*REQUIRED TASK*: Copy out every record below exactly as written, but leave out any pictures.

*DATA ROWS*:

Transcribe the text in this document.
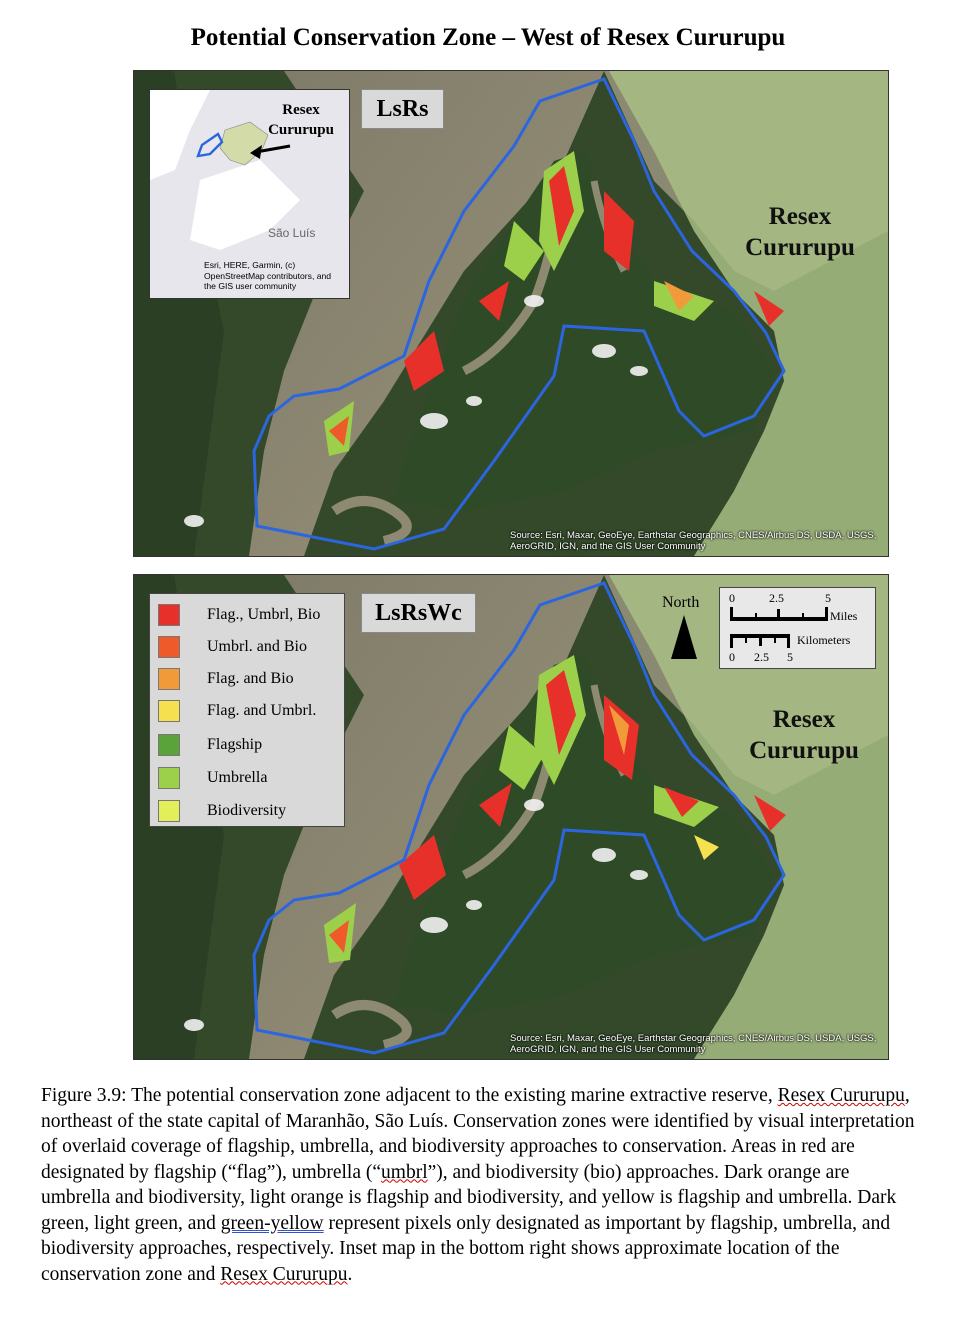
Potential Conservation Zone – West of Resex Cururupu
Resex
Cururupu
São Luís
Esri, HERE, Garmin, (c) OpenStreetMap contributors, and the GIS user community
LsRs
Resex
Cururupu
Source: Esri, Maxar, GeoEye, Earthstar Geographics, CNES/Airbus DS, USDA, USGS, AeroGRID, IGN, and the GIS User Community
Flag., Umbrl, Bio
Umbrl. and Bio
Flag. and Bio
Flag. and Umbrl.
Flagship
Umbrella
Biodiversity
LsRsWc	North 0	2.5	5
Miles
Kilometers
0 2.5 5
Resex
Cururupu
Source: Esri, Maxar, GeoEye, Earthstar Geographics, CNES/Airbus DS, USDA, USGS, AeroGRID, IGN, and the GIS User Community

Figure 3.9: The potential conservation zone adjacent to the existing marine extractive reserve, Resex Cururupu, northeast of the state capital of Maranhão, São Luís. Conservation zones were identified by visual interpretation of overlaid coverage of flagship, umbrella, and biodiversity approaches to conservation. Areas in red are designated by flagship (“flag”), umbrella (“umbrl”), and biodiversity (bio) approaches. Dark orange are umbrella and biodiversity, light orange is flagship and biodiversity, and yellow is flagship and umbrella. Dark green, light green, and green-yellow represent pixels only designated as important by flagship, umbrella, and biodiversity approaches, respectively. Inset map in the bottom right shows approximate location of the conservation zone and Resex Cururupu.
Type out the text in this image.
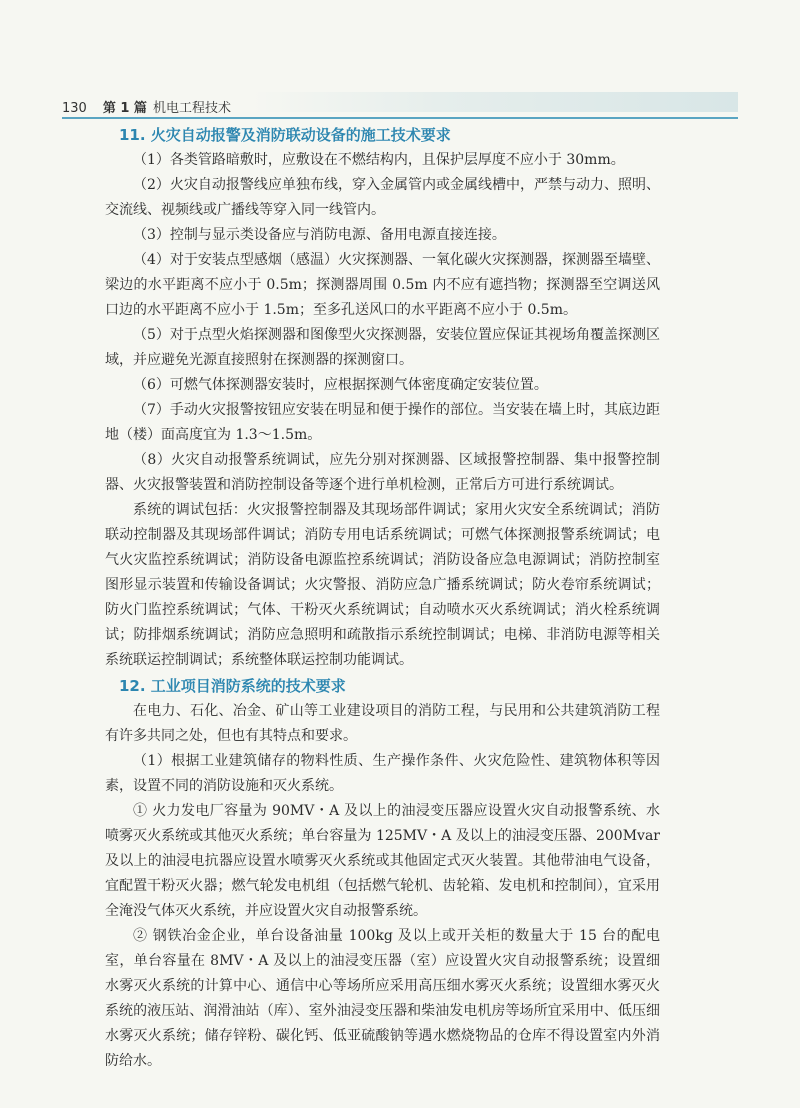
130 第 1 篇 机电工程技术
11. 火灾自动报警及消防联动设备的施工技术要求

（1）各类管路暗敷时，应敷设在不燃结构内，且保护层厚度不应小于 30mm。

（2）火灾自动报警线应单独布线，穿入金属管内或金属线槽中，严禁与动力、照明、交流线、视频线或广播线等穿入同一线管内。

（3）控制与显示类设备应与消防电源、备用电源直接连接。

（4）对于安装点型感烟（感温）火灾探测器、一氧化碳火灾探测器，探测器至墙壁、梁边的水平距离不应小于 0.5m；探测器周围 0.5m 内不应有遮挡物；探测器至空调送风口边的水平距离不应小于 1.5m；至多孔送风口的水平距离不应小于 0.5m。

（5）对于点型火焰探测器和图像型火灾探测器，安装位置应保证其视场角覆盖探测区域，并应避免光源直接照射在探测器的探测窗口。

（6）可燃气体探测器安装时，应根据探测气体密度确定安装位置。

（7）手动火灾报警按钮应安装在明显和便于操作的部位。当安装在墙上时，其底边距地（楼）面高度宜为 1.3～1.5m。

（8）火灾自动报警系统调试，应先分别对探测器、区域报警控制器、集中报警控制器、火灾报警装置和消防控制设备等逐个进行单机检测，正常后方可进行系统调试。

系统的调试包括：火灾报警控制器及其现场部件调试；家用火灾安全系统调试；消防联动控制器及其现场部件调试；消防专用电话系统调试；可燃气体探测报警系统调试；电气火灾监控系统调试；消防设备电源监控系统调试；消防设备应急电源调试；消防控制室图形显示装置和传输设备调试；火灾警报、消防应急广播系统调试；防火卷帘系统调试；防火门监控系统调试；气体、干粉灭火系统调试；自动喷水灭火系统调试；消火栓系统调试；防排烟系统调试；消防应急照明和疏散指示系统控制调试；电梯、非消防电源等相关系统联运控制调试；系统整体联运控制功能调试。

12. 工业项目消防系统的技术要求

在电力、石化、冶金、矿山等工业建设项目的消防工程，与民用和公共建筑消防工程有许多共同之处，但也有其特点和要求。

（1）根据工业建筑储存的物料性质、生产操作条件、火灾危险性、建筑物体积等因素，设置不同的消防设施和灭火系统。

① 火力发电厂容量为 90MV・A 及以上的油浸变压器应设置火灾自动报警系统、水喷雾灭火系统或其他灭火系统；单台容量为 125MV・A 及以上的油浸变压器、200Mvar 及以上的油浸电抗器应设置水喷雾灭火系统或其他固定式灭火装置。其他带油电气设备，宜配置干粉灭火器；燃气轮发电机组（包括燃气轮机、齿轮箱、发电机和控制间），宜采用全淹没气体灭火系统，并应设置火灾自动报警系统。

② 钢铁冶金企业，单台设备油量 100kg 及以上或开关柜的数量大于 15 台的配电室，单台容量在 8MV・A 及以上的油浸变压器（室）应设置火灾自动报警系统；设置细水雾灭火系统的计算中心、通信中心等场所应采用高压细水雾灭火系统；设置细水雾灭火系统的液压站、润滑油站（库）、室外油浸变压器和柴油发电机房等场所宜采用中、低压细水雾灭火系统；储存锌粉、碳化钙、低亚硫酸钠等遇水燃烧物品的仓库不得设置室内外消防给水。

*TASK SOLUTION*:
Transcribe the text in this document.
Potential Conservation Zone – West of Resex Cururupu
Resex
Cururupu
São Luís
Esri, HERE, Garmin, (c) OpenStreetMap contributors, and the GIS user community
LsRs
Resex
Cururupu
Source: Esri, Maxar, GeoEye, Earthstar Geographics, CNES/Airbus DS, USDA, USGS, AeroGRID, IGN, and the GIS User Community
Flag., Umbrl, Bio
Umbrl. and Bio
Flag. and Bio
Flag. and Umbrl.
Flagship
Umbrella
Biodiversity
LsRsWc	North 0	2.5	5
Miles
Kilometers
0 2.5 5
Resex
Cururupu
Source: Esri, Maxar, GeoEye, Earthstar Geographics, CNES/Airbus DS, USDA, USGS, AeroGRID, IGN, and the GIS User Community

Figure 3.9: The potential conservation zone adjacent to the existing marine extractive reserve, Resex Cururupu, northeast of the state capital of Maranhão, São Luís. Conservation zones were identified by visual interpretation of overlaid coverage of flagship, umbrella, and biodiversity approaches to conservation. Areas in red are designated by flagship (“flag”), umbrella (“umbrl”), and biodiversity (bio) approaches. Dark orange are umbrella and biodiversity, light orange is flagship and biodiversity, and yellow is flagship and umbrella. Dark green, light green, and green-yellow represent pixels only designated as important by flagship, umbrella, and biodiversity approaches, respectively. Inset map in the bottom right shows approximate location of the conservation zone and Resex Cururupu.
Type out the text in this image.
130 第 1 篇 机电工程技术
11. 火灾自动报警及消防联动设备的施工技术要求

（1）各类管路暗敷时，应敷设在不燃结构内，且保护层厚度不应小于 30mm。

（2）火灾自动报警线应单独布线，穿入金属管内或金属线槽中，严禁与动力、照明、交流线、视频线或广播线等穿入同一线管内。

（3）控制与显示类设备应与消防电源、备用电源直接连接。

（4）对于安装点型感烟（感温）火灾探测器、一氧化碳火灾探测器，探测器至墙壁、梁边的水平距离不应小于 0.5m；探测器周围 0.5m 内不应有遮挡物；探测器至空调送风口边的水平距离不应小于 1.5m；至多孔送风口的水平距离不应小于 0.5m。

（5）对于点型火焰探测器和图像型火灾探测器，安装位置应保证其视场角覆盖探测区域，并应避免光源直接照射在探测器的探测窗口。

（6）可燃气体探测器安装时，应根据探测气体密度确定安装位置。

（7）手动火灾报警按钮应安装在明显和便于操作的部位。当安装在墙上时，其底边距地（楼）面高度宜为 1.3～1.5m。

（8）火灾自动报警系统调试，应先分别对探测器、区域报警控制器、集中报警控制器、火灾报警装置和消防控制设备等逐个进行单机检测，正常后方可进行系统调试。

系统的调试包括：火灾报警控制器及其现场部件调试；家用火灾安全系统调试；消防联动控制器及其现场部件调试；消防专用电话系统调试；可燃气体探测报警系统调试；电气火灾监控系统调试；消防设备电源监控系统调试；消防设备应急电源调试；消防控制室图形显示装置和传输设备调试；火灾警报、消防应急广播系统调试；防火卷帘系统调试；防火门监控系统调试；气体、干粉灭火系统调试；自动喷水灭火系统调试；消火栓系统调试；防排烟系统调试；消防应急照明和疏散指示系统控制调试；电梯、非消防电源等相关系统联运控制调试；系统整体联运控制功能调试。

12. 工业项目消防系统的技术要求

在电力、石化、冶金、矿山等工业建设项目的消防工程，与民用和公共建筑消防工程有许多共同之处，但也有其特点和要求。

（1）根据工业建筑储存的物料性质、生产操作条件、火灾危险性、建筑物体积等因素，设置不同的消防设施和灭火系统。

① 火力发电厂容量为 90MV・A 及以上的油浸变压器应设置火灾自动报警系统、水喷雾灭火系统或其他灭火系统；单台容量为 125MV・A 及以上的油浸变压器、200Mvar 及以上的油浸电抗器应设置水喷雾灭火系统或其他固定式灭火装置。其他带油电气设备，宜配置干粉灭火器；燃气轮发电机组（包括燃气轮机、齿轮箱、发电机和控制间），宜采用全淹没气体灭火系统，并应设置火灾自动报警系统。

② 钢铁冶金企业，单台设备油量 100kg 及以上或开关柜的数量大于 15 台的配电室，单台容量在 8MV・A 及以上的油浸变压器（室）应设置火灾自动报警系统；设置细水雾灭火系统的计算中心、通信中心等场所应采用高压细水雾灭火系统；设置细水雾灭火系统的液压站、润滑油站（库）、室外油浸变压器和柴油发电机房等场所宜采用中、低压细水雾灭火系统；储存锌粉、碳化钙、低亚硫酸钠等遇水燃烧物品的仓库不得设置室内外消防给水。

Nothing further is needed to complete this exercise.